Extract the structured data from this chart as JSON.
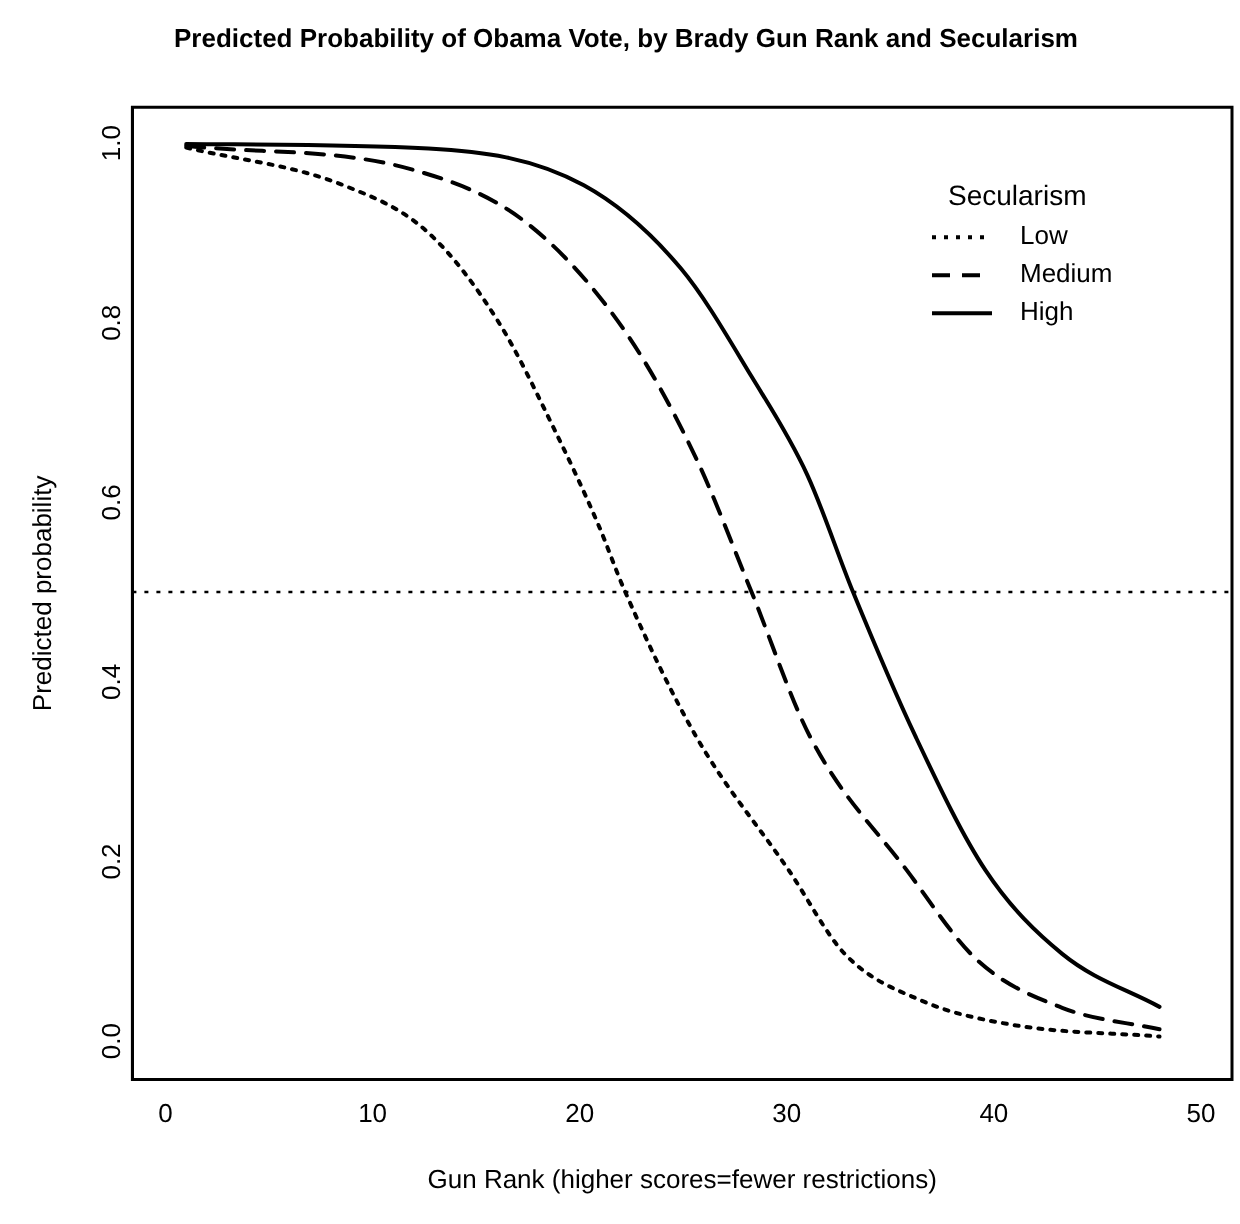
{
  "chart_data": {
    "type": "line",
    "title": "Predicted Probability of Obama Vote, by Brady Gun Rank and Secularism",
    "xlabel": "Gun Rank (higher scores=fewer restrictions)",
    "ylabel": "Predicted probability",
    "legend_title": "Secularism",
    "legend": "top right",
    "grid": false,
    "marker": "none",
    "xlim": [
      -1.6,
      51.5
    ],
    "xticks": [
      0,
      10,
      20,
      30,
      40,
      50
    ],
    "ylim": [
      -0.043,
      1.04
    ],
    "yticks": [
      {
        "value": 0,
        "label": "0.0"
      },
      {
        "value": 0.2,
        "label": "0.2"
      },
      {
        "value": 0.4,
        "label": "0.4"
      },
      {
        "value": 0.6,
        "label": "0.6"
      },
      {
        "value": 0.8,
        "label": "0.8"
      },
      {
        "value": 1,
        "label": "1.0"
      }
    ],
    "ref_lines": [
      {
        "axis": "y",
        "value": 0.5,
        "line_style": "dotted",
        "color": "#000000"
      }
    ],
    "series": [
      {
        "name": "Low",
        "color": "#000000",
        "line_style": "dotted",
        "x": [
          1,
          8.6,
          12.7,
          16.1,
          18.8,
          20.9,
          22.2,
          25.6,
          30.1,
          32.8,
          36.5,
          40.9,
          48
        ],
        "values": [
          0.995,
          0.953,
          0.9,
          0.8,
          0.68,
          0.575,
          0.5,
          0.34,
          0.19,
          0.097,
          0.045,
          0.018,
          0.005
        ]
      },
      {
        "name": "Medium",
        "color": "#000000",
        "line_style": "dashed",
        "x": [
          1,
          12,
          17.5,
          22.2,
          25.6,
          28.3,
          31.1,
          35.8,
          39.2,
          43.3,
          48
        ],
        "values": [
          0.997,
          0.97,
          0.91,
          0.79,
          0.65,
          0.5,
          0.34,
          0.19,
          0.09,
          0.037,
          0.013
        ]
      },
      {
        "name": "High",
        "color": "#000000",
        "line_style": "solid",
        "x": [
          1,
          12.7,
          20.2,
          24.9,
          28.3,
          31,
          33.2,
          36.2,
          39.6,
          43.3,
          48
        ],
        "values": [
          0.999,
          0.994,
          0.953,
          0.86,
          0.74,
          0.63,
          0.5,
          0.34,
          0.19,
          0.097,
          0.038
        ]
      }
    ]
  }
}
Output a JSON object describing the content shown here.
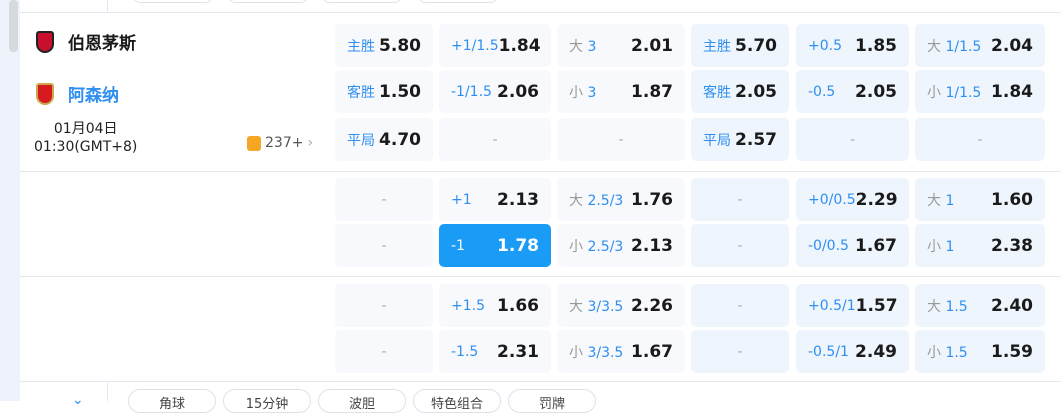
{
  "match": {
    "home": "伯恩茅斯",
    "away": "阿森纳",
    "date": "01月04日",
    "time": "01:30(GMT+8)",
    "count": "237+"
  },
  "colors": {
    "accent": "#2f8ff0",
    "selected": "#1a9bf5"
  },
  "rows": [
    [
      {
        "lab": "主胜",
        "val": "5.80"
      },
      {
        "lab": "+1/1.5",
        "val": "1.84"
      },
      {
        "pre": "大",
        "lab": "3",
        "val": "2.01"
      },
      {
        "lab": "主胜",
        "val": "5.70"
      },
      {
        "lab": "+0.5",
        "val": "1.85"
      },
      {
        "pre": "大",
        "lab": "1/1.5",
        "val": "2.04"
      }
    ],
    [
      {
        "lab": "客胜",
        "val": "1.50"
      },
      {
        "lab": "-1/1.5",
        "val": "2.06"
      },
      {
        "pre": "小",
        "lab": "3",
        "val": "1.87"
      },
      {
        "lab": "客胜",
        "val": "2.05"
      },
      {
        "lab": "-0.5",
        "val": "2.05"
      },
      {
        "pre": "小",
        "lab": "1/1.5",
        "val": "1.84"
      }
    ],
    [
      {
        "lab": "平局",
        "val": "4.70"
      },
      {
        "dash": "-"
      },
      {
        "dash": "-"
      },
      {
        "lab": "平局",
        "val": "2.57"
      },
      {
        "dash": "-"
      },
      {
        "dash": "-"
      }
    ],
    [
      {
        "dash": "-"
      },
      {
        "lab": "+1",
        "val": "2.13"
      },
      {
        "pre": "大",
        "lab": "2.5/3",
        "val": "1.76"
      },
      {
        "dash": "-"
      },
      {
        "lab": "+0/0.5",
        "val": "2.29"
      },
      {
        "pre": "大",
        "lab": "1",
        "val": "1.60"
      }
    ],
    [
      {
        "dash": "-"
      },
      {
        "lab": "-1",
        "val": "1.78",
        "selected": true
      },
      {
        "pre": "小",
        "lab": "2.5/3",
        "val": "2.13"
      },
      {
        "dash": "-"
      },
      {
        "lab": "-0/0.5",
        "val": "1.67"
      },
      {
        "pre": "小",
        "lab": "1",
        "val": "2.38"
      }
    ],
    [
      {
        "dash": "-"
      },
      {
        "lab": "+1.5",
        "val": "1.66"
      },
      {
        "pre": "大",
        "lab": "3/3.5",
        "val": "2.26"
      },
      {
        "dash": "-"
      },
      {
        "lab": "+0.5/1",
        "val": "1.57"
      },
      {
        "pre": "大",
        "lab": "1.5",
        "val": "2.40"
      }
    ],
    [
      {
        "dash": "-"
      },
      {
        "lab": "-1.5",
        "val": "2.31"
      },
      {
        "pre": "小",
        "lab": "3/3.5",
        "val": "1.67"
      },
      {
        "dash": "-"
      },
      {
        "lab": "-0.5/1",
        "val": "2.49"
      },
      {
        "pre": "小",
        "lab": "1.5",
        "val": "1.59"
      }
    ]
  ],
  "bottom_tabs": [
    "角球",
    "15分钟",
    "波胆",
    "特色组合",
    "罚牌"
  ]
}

...

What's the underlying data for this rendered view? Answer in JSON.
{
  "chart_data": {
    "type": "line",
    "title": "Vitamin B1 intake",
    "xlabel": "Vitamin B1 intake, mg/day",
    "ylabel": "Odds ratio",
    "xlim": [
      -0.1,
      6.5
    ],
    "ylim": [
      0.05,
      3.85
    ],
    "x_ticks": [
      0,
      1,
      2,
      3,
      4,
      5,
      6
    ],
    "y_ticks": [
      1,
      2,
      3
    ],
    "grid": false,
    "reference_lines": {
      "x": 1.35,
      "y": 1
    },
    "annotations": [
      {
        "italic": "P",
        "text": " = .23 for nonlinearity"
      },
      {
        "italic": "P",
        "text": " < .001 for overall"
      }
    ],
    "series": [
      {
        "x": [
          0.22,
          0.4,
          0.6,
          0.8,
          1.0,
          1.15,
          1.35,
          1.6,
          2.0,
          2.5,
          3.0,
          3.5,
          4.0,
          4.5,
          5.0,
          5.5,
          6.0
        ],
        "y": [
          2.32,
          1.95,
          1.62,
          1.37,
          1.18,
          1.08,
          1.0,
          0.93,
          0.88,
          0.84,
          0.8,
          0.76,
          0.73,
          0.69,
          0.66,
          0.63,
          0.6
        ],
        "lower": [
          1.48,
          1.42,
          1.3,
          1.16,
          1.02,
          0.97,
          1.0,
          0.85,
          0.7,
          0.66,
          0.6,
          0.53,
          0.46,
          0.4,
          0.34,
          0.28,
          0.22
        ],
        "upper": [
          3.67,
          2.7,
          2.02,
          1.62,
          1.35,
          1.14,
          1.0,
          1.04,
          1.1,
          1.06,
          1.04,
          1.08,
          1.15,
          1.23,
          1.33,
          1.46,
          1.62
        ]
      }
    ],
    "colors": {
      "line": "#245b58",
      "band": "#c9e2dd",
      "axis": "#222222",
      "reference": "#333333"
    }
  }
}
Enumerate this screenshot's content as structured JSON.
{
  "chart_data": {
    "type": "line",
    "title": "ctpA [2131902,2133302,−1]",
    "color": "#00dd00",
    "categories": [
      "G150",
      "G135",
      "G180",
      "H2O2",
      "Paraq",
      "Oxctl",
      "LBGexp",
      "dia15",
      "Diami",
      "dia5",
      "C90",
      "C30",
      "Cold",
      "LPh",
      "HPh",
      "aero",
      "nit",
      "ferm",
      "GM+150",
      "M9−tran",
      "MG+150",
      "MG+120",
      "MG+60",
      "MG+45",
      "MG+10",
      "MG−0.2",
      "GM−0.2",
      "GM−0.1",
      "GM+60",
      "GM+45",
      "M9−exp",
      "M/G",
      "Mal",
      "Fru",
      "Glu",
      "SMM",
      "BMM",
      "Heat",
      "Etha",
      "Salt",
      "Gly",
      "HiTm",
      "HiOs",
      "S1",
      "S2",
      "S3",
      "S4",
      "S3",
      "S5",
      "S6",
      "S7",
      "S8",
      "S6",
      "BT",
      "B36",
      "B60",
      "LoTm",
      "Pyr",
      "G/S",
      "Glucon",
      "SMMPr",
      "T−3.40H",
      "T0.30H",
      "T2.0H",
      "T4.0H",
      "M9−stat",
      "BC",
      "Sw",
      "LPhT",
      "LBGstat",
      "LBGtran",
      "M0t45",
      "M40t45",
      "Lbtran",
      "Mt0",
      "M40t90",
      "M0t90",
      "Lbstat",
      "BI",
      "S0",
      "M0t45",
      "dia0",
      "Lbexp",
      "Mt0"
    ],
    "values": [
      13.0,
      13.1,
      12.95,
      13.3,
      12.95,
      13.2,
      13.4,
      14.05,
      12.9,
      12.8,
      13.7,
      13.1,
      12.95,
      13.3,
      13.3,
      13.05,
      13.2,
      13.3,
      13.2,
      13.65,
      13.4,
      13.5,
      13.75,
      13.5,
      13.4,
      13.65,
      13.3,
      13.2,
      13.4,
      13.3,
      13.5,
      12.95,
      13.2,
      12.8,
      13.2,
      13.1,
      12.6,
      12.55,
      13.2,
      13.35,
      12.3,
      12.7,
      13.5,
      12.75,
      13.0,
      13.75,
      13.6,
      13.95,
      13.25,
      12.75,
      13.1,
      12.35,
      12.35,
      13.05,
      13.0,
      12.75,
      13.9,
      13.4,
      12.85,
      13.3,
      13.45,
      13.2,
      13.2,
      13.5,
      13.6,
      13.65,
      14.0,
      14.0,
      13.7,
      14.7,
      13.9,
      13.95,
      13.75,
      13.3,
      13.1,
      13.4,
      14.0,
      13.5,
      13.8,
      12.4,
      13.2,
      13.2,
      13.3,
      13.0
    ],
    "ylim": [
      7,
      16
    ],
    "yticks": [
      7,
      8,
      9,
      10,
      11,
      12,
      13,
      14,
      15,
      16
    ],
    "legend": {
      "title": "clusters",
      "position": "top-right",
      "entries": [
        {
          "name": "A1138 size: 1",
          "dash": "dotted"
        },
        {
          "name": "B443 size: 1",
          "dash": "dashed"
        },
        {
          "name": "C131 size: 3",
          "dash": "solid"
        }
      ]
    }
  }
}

TASK REQUIREMENTS:
Check the data for the word "Secularism" and pull out the lines that have it.

RESULT:
    "title": "Predicted Probability of Obama Vote, by Brady Gun Rank and Secularism",
    "legend_title": "Secularism",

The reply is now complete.